Exercise input:
· · · ·

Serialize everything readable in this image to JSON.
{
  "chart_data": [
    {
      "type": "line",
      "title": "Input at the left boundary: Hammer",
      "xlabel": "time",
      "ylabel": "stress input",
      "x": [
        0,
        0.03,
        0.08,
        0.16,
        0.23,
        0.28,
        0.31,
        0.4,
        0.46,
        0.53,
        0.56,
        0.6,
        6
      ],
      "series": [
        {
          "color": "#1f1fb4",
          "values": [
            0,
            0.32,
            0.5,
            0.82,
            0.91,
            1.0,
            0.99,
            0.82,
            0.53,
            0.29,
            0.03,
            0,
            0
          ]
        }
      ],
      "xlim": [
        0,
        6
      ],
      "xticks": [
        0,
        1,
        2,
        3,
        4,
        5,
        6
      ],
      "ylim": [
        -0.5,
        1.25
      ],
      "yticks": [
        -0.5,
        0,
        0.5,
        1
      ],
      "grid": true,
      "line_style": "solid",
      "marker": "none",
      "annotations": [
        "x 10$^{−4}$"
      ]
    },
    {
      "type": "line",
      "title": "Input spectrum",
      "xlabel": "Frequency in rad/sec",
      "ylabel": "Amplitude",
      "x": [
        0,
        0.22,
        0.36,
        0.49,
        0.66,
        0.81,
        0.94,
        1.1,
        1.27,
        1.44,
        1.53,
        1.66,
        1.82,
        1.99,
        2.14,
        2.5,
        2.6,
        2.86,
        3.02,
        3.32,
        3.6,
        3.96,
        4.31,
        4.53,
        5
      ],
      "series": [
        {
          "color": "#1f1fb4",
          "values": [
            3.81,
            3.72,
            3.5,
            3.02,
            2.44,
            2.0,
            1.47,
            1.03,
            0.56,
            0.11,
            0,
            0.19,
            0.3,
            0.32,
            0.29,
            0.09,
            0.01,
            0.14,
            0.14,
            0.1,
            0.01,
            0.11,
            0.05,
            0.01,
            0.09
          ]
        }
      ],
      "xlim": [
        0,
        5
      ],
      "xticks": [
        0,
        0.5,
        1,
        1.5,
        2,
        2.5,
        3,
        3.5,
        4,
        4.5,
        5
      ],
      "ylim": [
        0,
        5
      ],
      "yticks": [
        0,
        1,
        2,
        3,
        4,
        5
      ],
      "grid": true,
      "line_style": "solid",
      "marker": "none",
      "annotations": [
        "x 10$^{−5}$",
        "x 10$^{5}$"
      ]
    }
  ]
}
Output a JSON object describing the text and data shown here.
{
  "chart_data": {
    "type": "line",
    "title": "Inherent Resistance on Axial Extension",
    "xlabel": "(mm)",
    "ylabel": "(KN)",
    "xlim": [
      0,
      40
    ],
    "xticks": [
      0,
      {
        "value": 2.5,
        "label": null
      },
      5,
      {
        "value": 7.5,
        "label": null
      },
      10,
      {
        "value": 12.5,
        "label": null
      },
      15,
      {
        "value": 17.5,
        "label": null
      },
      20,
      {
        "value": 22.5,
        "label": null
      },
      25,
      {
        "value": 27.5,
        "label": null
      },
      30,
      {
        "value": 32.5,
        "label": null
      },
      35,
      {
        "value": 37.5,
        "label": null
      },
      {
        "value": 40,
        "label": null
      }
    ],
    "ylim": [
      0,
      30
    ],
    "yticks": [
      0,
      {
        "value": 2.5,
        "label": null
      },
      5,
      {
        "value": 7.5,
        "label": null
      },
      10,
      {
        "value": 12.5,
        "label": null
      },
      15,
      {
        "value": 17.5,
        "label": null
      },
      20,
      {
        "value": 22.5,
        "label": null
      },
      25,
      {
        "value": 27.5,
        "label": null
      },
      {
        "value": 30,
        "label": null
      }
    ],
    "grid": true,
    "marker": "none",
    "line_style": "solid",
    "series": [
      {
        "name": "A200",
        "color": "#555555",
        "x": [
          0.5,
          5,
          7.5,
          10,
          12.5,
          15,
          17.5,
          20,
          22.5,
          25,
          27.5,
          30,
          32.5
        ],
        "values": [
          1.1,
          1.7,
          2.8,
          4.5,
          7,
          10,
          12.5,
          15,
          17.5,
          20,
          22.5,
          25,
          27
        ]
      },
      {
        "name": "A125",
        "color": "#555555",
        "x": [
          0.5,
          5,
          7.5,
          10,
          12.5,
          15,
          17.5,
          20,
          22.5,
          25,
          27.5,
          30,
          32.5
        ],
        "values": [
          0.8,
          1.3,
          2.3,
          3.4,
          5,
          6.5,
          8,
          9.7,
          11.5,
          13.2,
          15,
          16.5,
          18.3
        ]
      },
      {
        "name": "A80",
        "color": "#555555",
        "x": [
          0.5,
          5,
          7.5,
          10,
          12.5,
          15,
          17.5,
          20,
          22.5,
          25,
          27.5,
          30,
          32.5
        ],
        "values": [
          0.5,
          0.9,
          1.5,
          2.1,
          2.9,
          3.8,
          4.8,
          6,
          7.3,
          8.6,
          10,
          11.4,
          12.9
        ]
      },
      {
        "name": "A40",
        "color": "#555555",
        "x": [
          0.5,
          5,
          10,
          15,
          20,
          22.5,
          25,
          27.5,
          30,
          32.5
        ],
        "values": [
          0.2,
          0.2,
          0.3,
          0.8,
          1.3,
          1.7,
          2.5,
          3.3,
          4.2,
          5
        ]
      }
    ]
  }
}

· · · ·

Exercise directions: Quote every entry exactly.

Written answer:
Serialize everything readable in this image to JSON.
{
  "chart_data": [
    {
      "type": "line",
      "title": "Input at the left boundary: Hammer",
      "xlabel": "time",
      "ylabel": "stress input",
      "x": [
        0,
        0.03,
        0.08,
        0.16,
        0.23,
        0.28,
        0.31,
        0.4,
        0.46,
        0.53,
        0.56,
        0.6,
        6
      ],
      "series": [
        {
          "color": "#1f1fb4",
          "values": [
            0,
            0.32,
            0.5,
            0.82,
            0.91,
            1.0,
            0.99,
            0.82,
            0.53,
            0.29,
            0.03,
            0,
            0
          ]
        }
      ],
      "xlim": [
        0,
        6
      ],
      "xticks": [
        0,
        1,
        2,
        3,
        4,
        5,
        6
      ],
      "ylim": [
        -0.5,
        1.25
      ],
      "yticks": [
        -0.5,
        0,
        0.5,
        1
      ],
      "grid": true,
      "line_style": "solid",
      "marker": "none",
      "annotations": [
        "x 10$^{−4}$"
      ]
    },
    {
      "type": "line",
      "title": "Input spectrum",
      "xlabel": "Frequency in rad/sec",
      "ylabel": "Amplitude",
      "x": [
        0,
        0.22,
        0.36,
        0.49,
        0.66,
        0.81,
        0.94,
        1.1,
        1.27,
        1.44,
        1.53,
        1.66,
        1.82,
        1.99,
        2.14,
        2.5,
        2.6,
        2.86,
        3.02,
        3.32,
        3.6,
        3.96,
        4.31,
        4.53,
        5
      ],
      "series": [
        {
          "color": "#1f1fb4",
          "values": [
            3.81,
            3.72,
            3.5,
            3.02,
            2.44,
            2.0,
            1.47,
            1.03,
            0.56,
            0.11,
            0,
            0.19,
            0.3,
            0.32,
            0.29,
            0.09,
            0.01,
            0.14,
            0.14,
            0.1,
            0.01,
            0.11,
            0.05,
            0.01,
            0.09
          ]
        }
      ],
      "xlim": [
        0,
        5
      ],
      "xticks": [
        0,
        0.5,
        1,
        1.5,
        2,
        2.5,
        3,
        3.5,
        4,
        4.5,
        5
      ],
      "ylim": [
        0,
        5
      ],
      "yticks": [
        0,
        1,
        2,
        3,
        4,
        5
      ],
      "grid": true,
      "line_style": "solid",
      "marker": "none",
      "annotations": [
        "x 10$^{−5}$",
        "x 10$^{5}$"
      ]
    }
  ]
}
Output a JSON object describing the text and data shown here.
{
  "chart_data": {
    "type": "line",
    "title": "Inherent Resistance on Axial Extension",
    "xlabel": "(mm)",
    "ylabel": "(KN)",
    "xlim": [
      0,
      40
    ],
    "xticks": [
      0,
      {
        "value": 2.5,
        "label": null
      },
      5,
      {
        "value": 7.5,
        "label": null
      },
      10,
      {
        "value": 12.5,
        "label": null
      },
      15,
      {
        "value": 17.5,
        "label": null
      },
      20,
      {
        "value": 22.5,
        "label": null
      },
      25,
      {
        "value": 27.5,
        "label": null
      },
      30,
      {
        "value": 32.5,
        "label": null
      },
      35,
      {
        "value": 37.5,
        "label": null
      },
      {
        "value": 40,
        "label": null
      }
    ],
    "ylim": [
      0,
      30
    ],
    "yticks": [
      0,
      {
        "value": 2.5,
        "label": null
      },
      5,
      {
        "value": 7.5,
        "label": null
      },
      10,
      {
        "value": 12.5,
        "label": null
      },
      15,
      {
        "value": 17.5,
        "label": null
      },
      20,
      {
        "value": 22.5,
        "label": null
      },
      25,
      {
        "value": 27.5,
        "label": null
      },
      {
        "value": 30,
        "label": null
      }
    ],
    "grid": true,
    "marker": "none",
    "line_style": "solid",
    "series": [
      {
        "name": "A200",
        "color": "#555555",
        "x": [
          0.5,
          5,
          7.5,
          10,
          12.5,
          15,
          17.5,
          20,
          22.5,
          25,
          27.5,
          30,
          32.5
        ],
        "values": [
          1.1,
          1.7,
          2.8,
          4.5,
          7,
          10,
          12.5,
          15,
          17.5,
          20,
          22.5,
          25,
          27
        ]
      },
      {
        "name": "A125",
        "color": "#555555",
        "x": [
          0.5,
          5,
          7.5,
          10,
          12.5,
          15,
          17.5,
          20,
          22.5,
          25,
          27.5,
          30,
          32.5
        ],
        "values": [
          0.8,
          1.3,
          2.3,
          3.4,
          5,
          6.5,
          8,
          9.7,
          11.5,
          13.2,
          15,
          16.5,
          18.3
        ]
      },
      {
        "name": "A80",
        "color": "#555555",
        "x": [
          0.5,
          5,
          7.5,
          10,
          12.5,
          15,
          17.5,
          20,
          22.5,
          25,
          27.5,
          30,
          32.5
        ],
        "values": [
          0.5,
          0.9,
          1.5,
          2.1,
          2.9,
          3.8,
          4.8,
          6,
          7.3,
          8.6,
          10,
          11.4,
          12.9
        ]
      },
      {
        "name": "A40",
        "color": "#555555",
        "x": [
          0.5,
          5,
          10,
          15,
          20,
          22.5,
          25,
          27.5,
          30,
          32.5
        ],
        "values": [
          0.2,
          0.2,
          0.3,
          0.8,
          1.3,
          1.7,
          2.5,
          3.3,
          4.2,
          5
        ]
      }
    ]
  }
}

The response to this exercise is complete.